▶ **STATED EXERCISE**: Present the following data again exactly as it is shown.

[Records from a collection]
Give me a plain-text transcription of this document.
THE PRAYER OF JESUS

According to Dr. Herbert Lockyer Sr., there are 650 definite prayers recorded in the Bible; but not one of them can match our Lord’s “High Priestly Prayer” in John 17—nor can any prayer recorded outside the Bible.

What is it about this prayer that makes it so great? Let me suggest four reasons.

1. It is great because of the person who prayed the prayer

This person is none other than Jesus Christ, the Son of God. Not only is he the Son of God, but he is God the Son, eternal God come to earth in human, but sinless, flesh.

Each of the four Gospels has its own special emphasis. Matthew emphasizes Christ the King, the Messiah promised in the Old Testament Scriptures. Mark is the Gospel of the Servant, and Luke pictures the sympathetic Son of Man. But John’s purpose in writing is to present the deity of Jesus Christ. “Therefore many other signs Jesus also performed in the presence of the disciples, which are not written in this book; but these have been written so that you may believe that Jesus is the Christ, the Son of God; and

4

▶ **FULL OUTPUT**:
Give me a plain-text transcription of this document.
THE PRAYER OF JESUS

According to Dr. Herbert Lockyer Sr., there are 650 definite prayers recorded in the Bible; but not one of them can match our Lord’s “High Priestly Prayer” in John 17—nor can any prayer recorded outside the Bible.

What is it about this prayer that makes it so great? Let me suggest four reasons.

1. It is great because of the person who prayed the prayer

This person is none other than Jesus Christ, the Son of God. Not only is he the Son of God, but he is God the Son, eternal God come to earth in human, but sinless, flesh.

Each of the four Gospels has its own special emphasis. Matthew emphasizes Christ the King, the Messiah promised in the Old Testament Scriptures. Mark is the Gospel of the Servant, and Luke pictures the sympathetic Son of Man. But John’s purpose in writing is to present the deity of Jesus Christ. “Therefore many other signs Jesus also performed in the presence of the disciples, which are not written in this book; but these have been written so that you may believe that Jesus is the Christ, the Son of God; and

4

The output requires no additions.